=== REQUIREMENTS ===
Copy each of the rows below character for character, without changing anything.

=== RECORDED DATA ===
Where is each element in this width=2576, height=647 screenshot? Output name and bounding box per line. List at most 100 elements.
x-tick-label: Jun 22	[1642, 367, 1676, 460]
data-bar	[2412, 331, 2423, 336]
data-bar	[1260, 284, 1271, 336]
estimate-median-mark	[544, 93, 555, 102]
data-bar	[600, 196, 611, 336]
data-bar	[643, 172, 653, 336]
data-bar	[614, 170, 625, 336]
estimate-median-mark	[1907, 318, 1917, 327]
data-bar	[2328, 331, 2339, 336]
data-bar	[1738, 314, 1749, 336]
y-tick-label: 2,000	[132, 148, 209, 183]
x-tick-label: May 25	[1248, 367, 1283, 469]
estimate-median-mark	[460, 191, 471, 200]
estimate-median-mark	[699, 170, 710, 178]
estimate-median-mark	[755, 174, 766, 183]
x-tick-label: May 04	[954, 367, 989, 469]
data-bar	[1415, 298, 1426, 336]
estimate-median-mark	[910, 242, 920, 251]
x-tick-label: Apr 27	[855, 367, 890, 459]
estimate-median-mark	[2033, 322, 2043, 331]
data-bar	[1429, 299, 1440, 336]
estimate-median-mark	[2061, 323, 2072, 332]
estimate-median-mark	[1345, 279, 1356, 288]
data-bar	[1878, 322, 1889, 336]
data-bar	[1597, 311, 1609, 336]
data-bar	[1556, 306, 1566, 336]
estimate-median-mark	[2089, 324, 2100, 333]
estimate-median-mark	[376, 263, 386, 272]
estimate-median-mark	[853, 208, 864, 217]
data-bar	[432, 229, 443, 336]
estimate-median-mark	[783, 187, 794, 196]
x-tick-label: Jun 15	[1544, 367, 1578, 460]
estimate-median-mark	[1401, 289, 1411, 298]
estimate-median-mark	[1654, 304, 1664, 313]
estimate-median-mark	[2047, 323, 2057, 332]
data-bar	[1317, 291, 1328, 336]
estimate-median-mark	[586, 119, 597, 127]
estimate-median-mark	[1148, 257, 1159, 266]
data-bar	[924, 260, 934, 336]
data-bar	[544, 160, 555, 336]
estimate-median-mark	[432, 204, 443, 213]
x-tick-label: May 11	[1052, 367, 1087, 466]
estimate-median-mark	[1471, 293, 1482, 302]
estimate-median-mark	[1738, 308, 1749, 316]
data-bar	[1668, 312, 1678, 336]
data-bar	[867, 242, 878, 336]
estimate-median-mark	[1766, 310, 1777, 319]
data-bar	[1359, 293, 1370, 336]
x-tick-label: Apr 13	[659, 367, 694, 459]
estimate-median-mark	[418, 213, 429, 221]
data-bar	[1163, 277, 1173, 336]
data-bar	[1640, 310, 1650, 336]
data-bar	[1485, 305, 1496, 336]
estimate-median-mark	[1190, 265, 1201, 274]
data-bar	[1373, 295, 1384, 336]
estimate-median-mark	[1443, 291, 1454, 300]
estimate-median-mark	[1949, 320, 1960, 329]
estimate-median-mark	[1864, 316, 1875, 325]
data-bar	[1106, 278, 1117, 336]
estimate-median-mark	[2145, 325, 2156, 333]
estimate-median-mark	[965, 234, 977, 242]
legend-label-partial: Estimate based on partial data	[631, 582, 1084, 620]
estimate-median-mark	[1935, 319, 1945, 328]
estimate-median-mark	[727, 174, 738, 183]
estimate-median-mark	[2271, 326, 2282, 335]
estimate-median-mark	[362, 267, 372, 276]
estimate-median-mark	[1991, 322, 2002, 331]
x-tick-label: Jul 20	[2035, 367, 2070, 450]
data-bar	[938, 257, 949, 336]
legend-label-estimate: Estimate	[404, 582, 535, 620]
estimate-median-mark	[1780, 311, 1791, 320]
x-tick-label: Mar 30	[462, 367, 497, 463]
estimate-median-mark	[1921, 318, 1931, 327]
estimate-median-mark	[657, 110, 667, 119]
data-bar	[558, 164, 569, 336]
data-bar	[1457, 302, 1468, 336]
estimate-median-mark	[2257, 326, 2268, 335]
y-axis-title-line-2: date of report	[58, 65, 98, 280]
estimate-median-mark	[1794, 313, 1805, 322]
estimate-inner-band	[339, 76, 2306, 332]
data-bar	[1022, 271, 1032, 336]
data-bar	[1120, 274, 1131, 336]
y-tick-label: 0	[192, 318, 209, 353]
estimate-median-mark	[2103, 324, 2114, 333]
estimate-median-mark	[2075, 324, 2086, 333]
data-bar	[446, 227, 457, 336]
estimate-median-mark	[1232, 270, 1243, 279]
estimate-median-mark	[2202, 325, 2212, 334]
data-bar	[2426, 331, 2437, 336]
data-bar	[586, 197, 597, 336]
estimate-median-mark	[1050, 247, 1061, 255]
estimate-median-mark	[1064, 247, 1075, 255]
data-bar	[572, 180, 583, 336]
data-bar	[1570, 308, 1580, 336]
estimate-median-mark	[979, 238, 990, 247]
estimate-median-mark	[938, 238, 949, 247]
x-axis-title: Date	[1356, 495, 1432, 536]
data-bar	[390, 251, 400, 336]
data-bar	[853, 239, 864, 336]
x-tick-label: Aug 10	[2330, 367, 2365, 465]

=== RESULT OF THE EXERCISE ===
Where is each element in this width=2576, height=647 screenshot? Output name and bounding box per line. List at most 100 elements.
x-tick-label: Jun 22	[1642, 367, 1676, 460]
data-bar	[2412, 331, 2423, 336]
data-bar	[1260, 284, 1271, 336]
estimate-median-mark	[544, 93, 555, 102]
data-bar	[600, 196, 611, 336]
data-bar	[643, 172, 653, 336]
data-bar	[614, 170, 625, 336]
estimate-median-mark	[1907, 318, 1917, 327]
data-bar	[2328, 331, 2339, 336]
data-bar	[1738, 314, 1749, 336]
y-tick-label: 2,000	[132, 148, 209, 183]
x-tick-label: May 25	[1248, 367, 1283, 469]
estimate-median-mark	[460, 191, 471, 200]
estimate-median-mark	[699, 170, 710, 178]
estimate-median-mark	[755, 174, 766, 183]
x-tick-label: May 04	[954, 367, 989, 469]
data-bar	[1415, 298, 1426, 336]
estimate-median-mark	[910, 242, 920, 251]
x-tick-label: Apr 27	[855, 367, 890, 459]
estimate-median-mark	[2033, 322, 2043, 331]
data-bar	[1429, 299, 1440, 336]
estimate-median-mark	[2061, 323, 2072, 332]
estimate-median-mark	[1345, 279, 1356, 288]
data-bar	[1878, 322, 1889, 336]
data-bar	[1597, 311, 1609, 336]
data-bar	[1556, 306, 1566, 336]
estimate-median-mark	[2089, 324, 2100, 333]
estimate-median-mark	[376, 263, 386, 272]
estimate-median-mark	[853, 208, 864, 217]
data-bar	[432, 229, 443, 336]
estimate-median-mark	[783, 187, 794, 196]
x-tick-label: Jun 15	[1544, 367, 1578, 460]
estimate-median-mark	[1401, 289, 1411, 298]
estimate-median-mark	[1654, 304, 1664, 313]
estimate-median-mark	[2047, 323, 2057, 332]
data-bar	[1317, 291, 1328, 336]
estimate-median-mark	[586, 119, 597, 127]
estimate-median-mark	[1148, 257, 1159, 266]
data-bar	[924, 260, 934, 336]
data-bar	[544, 160, 555, 336]
estimate-median-mark	[432, 204, 443, 213]
x-tick-label: May 11	[1052, 367, 1087, 466]
estimate-median-mark	[1471, 293, 1482, 302]
estimate-median-mark	[1738, 308, 1749, 316]
data-bar	[1668, 312, 1678, 336]
data-bar	[867, 242, 878, 336]
estimate-median-mark	[1766, 310, 1777, 319]
data-bar	[1359, 293, 1370, 336]
x-tick-label: Apr 13	[659, 367, 694, 459]
estimate-median-mark	[418, 213, 429, 221]
data-bar	[1163, 277, 1173, 336]
data-bar	[1640, 310, 1650, 336]
data-bar	[1485, 305, 1496, 336]
estimate-median-mark	[1190, 265, 1201, 274]
data-bar	[1373, 295, 1384, 336]
estimate-median-mark	[1443, 291, 1454, 300]
estimate-median-mark	[1949, 320, 1960, 329]
estimate-median-mark	[1864, 316, 1875, 325]
data-bar	[1106, 278, 1117, 336]
estimate-median-mark	[2145, 325, 2156, 333]
estimate-median-mark	[965, 234, 977, 242]
legend-label-partial: Estimate based on partial data	[631, 582, 1084, 620]
estimate-median-mark	[1935, 319, 1945, 328]
estimate-median-mark	[727, 174, 738, 183]
estimate-median-mark	[2271, 326, 2282, 335]
estimate-median-mark	[362, 267, 372, 276]
estimate-median-mark	[1991, 322, 2002, 331]
x-tick-label: Jul 20	[2035, 367, 2070, 450]
data-bar	[938, 257, 949, 336]
legend-label-estimate: Estimate	[404, 582, 535, 620]
estimate-median-mark	[1780, 311, 1791, 320]
x-tick-label: Mar 30	[462, 367, 497, 463]
estimate-median-mark	[1921, 318, 1931, 327]
estimate-median-mark	[657, 110, 667, 119]
data-bar	[558, 164, 569, 336]
data-bar	[1457, 302, 1468, 336]
estimate-median-mark	[2257, 326, 2268, 335]
y-axis-title-line-2: date of report	[58, 65, 98, 280]
estimate-median-mark	[1794, 313, 1805, 322]
estimate-inner-band	[339, 76, 2306, 332]
data-bar	[1022, 271, 1032, 336]
data-bar	[1120, 274, 1131, 336]
y-tick-label: 0	[192, 318, 209, 353]
estimate-median-mark	[2103, 324, 2114, 333]
estimate-median-mark	[2075, 324, 2086, 333]
data-bar	[446, 227, 457, 336]
estimate-median-mark	[1232, 270, 1243, 279]
estimate-median-mark	[2202, 325, 2212, 334]
data-bar	[2426, 331, 2437, 336]
data-bar	[586, 197, 597, 336]
estimate-median-mark	[1050, 247, 1061, 255]
estimate-median-mark	[1064, 247, 1075, 255]
data-bar	[572, 180, 583, 336]
data-bar	[1570, 308, 1580, 336]
estimate-median-mark	[979, 238, 990, 247]
estimate-median-mark	[938, 238, 949, 247]
x-axis-title: Date	[1356, 495, 1432, 536]
data-bar	[390, 251, 400, 336]
data-bar	[853, 239, 864, 336]
x-tick-label: Aug 10	[2330, 367, 2365, 465]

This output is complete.